## BEGIN

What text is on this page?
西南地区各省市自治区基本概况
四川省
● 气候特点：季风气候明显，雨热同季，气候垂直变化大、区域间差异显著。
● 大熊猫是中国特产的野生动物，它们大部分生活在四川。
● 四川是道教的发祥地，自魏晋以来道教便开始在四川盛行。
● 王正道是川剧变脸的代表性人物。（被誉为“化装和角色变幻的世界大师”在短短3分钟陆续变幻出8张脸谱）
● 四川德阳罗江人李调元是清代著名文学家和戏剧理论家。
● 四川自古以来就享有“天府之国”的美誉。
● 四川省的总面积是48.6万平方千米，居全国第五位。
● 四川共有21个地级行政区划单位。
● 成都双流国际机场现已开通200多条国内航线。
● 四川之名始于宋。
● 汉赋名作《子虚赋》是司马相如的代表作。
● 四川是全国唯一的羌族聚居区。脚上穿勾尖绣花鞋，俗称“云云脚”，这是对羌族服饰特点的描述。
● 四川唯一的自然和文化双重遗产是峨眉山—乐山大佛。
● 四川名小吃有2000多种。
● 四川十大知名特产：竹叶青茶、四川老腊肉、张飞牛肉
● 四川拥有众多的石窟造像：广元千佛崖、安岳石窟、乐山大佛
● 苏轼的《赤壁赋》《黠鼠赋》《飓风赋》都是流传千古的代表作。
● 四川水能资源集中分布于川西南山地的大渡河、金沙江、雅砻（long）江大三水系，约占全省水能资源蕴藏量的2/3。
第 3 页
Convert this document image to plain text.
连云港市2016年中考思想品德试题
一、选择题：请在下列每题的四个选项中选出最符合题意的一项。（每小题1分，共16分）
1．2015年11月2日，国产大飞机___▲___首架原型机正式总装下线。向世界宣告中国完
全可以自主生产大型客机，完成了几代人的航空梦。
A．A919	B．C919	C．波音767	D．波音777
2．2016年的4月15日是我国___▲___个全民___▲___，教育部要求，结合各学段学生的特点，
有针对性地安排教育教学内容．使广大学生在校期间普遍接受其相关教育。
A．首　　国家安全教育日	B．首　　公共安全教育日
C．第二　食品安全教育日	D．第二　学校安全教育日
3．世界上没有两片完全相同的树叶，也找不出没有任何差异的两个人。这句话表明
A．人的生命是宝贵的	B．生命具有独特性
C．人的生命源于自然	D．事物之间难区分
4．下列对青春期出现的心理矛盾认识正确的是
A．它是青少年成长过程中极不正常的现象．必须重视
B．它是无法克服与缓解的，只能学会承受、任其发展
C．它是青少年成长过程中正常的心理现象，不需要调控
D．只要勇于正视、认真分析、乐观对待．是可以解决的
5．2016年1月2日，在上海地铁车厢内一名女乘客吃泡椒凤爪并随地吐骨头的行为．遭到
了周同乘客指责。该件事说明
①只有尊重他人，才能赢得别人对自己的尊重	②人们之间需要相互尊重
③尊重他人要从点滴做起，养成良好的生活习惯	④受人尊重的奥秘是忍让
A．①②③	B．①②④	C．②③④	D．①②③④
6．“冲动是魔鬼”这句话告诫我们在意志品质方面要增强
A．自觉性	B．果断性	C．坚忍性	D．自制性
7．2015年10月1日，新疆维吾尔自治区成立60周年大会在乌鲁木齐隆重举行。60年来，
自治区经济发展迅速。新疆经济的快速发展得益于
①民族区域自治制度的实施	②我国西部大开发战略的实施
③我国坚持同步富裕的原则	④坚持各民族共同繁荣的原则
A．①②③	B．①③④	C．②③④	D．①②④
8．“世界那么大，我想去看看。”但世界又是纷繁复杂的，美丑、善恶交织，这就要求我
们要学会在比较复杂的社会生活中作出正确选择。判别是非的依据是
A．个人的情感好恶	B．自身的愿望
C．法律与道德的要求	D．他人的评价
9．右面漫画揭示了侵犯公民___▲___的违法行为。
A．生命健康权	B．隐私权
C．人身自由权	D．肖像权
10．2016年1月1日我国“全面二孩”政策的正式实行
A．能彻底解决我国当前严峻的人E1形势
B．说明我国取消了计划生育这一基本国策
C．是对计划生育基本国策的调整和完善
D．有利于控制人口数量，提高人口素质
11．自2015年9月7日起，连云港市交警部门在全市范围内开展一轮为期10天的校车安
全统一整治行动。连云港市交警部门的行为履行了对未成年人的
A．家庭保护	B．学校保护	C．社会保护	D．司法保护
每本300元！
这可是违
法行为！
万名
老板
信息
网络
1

## END

_TASK_:
Copy each line of the data exactly, leaving nothing out.

_REPLY_:
What text is on this page?
西南地区各省市自治区基本概况
四川省
● 气候特点：季风气候明显，雨热同季，气候垂直变化大、区域间差异显著。
● 大熊猫是中国特产的野生动物，它们大部分生活在四川。
● 四川是道教的发祥地，自魏晋以来道教便开始在四川盛行。
● 王正道是川剧变脸的代表性人物。（被誉为“化装和角色变幻的世界大师”在短短3分钟陆续变幻出8张脸谱）
● 四川德阳罗江人李调元是清代著名文学家和戏剧理论家。
● 四川自古以来就享有“天府之国”的美誉。
● 四川省的总面积是48.6万平方千米，居全国第五位。
● 四川共有21个地级行政区划单位。
● 成都双流国际机场现已开通200多条国内航线。
● 四川之名始于宋。
● 汉赋名作《子虚赋》是司马相如的代表作。
● 四川是全国唯一的羌族聚居区。脚上穿勾尖绣花鞋，俗称“云云脚”，这是对羌族服饰特点的描述。
● 四川唯一的自然和文化双重遗产是峨眉山—乐山大佛。
● 四川名小吃有2000多种。
● 四川十大知名特产：竹叶青茶、四川老腊肉、张飞牛肉
● 四川拥有众多的石窟造像：广元千佛崖、安岳石窟、乐山大佛
● 苏轼的《赤壁赋》《黠鼠赋》《飓风赋》都是流传千古的代表作。
● 四川水能资源集中分布于川西南山地的大渡河、金沙江、雅砻（long）江大三水系，约占全省水能资源蕴藏量的2/3。
第 3 页
Convert this document image to plain text.
连云港市2016年中考思想品德试题
一、选择题：请在下列每题的四个选项中选出最符合题意的一项。（每小题1分，共16分）
1．2015年11月2日，国产大飞机___▲___首架原型机正式总装下线。向世界宣告中国完
全可以自主生产大型客机，完成了几代人的航空梦。
A．A919	B．C919	C．波音767	D．波音777
2．2016年的4月15日是我国___▲___个全民___▲___，教育部要求，结合各学段学生的特点，
有针对性地安排教育教学内容．使广大学生在校期间普遍接受其相关教育。
A．首　　国家安全教育日	B．首　　公共安全教育日
C．第二　食品安全教育日	D．第二　学校安全教育日
3．世界上没有两片完全相同的树叶，也找不出没有任何差异的两个人。这句话表明
A．人的生命是宝贵的	B．生命具有独特性
C．人的生命源于自然	D．事物之间难区分
4．下列对青春期出现的心理矛盾认识正确的是
A．它是青少年成长过程中极不正常的现象．必须重视
B．它是无法克服与缓解的，只能学会承受、任其发展
C．它是青少年成长过程中正常的心理现象，不需要调控
D．只要勇于正视、认真分析、乐观对待．是可以解决的
5．2016年1月2日，在上海地铁车厢内一名女乘客吃泡椒凤爪并随地吐骨头的行为．遭到
了周同乘客指责。该件事说明
①只有尊重他人，才能赢得别人对自己的尊重	②人们之间需要相互尊重
③尊重他人要从点滴做起，养成良好的生活习惯	④受人尊重的奥秘是忍让
A．①②③	B．①②④	C．②③④	D．①②③④
6．“冲动是魔鬼”这句话告诫我们在意志品质方面要增强
A．自觉性	B．果断性	C．坚忍性	D．自制性
7．2015年10月1日，新疆维吾尔自治区成立60周年大会在乌鲁木齐隆重举行。60年来，
自治区经济发展迅速。新疆经济的快速发展得益于
①民族区域自治制度的实施	②我国西部大开发战略的实施
③我国坚持同步富裕的原则	④坚持各民族共同繁荣的原则
A．①②③	B．①③④	C．②③④	D．①②④
8．“世界那么大，我想去看看。”但世界又是纷繁复杂的，美丑、善恶交织，这就要求我
们要学会在比较复杂的社会生活中作出正确选择。判别是非的依据是
A．个人的情感好恶	B．自身的愿望
C．法律与道德的要求	D．他人的评价
9．右面漫画揭示了侵犯公民___▲___的违法行为。
A．生命健康权	B．隐私权
C．人身自由权	D．肖像权
10．2016年1月1日我国“全面二孩”政策的正式实行
A．能彻底解决我国当前严峻的人E1形势
B．说明我国取消了计划生育这一基本国策
C．是对计划生育基本国策的调整和完善
D．有利于控制人口数量，提高人口素质
11．自2015年9月7日起，连云港市交警部门在全市范围内开展一轮为期10天的校车安
全统一整治行动。连云港市交警部门的行为履行了对未成年人的
A．家庭保护	B．学校保护	C．社会保护	D．司法保护
每本300元！
这可是违
法行为！
万名
老板
信息
网络
1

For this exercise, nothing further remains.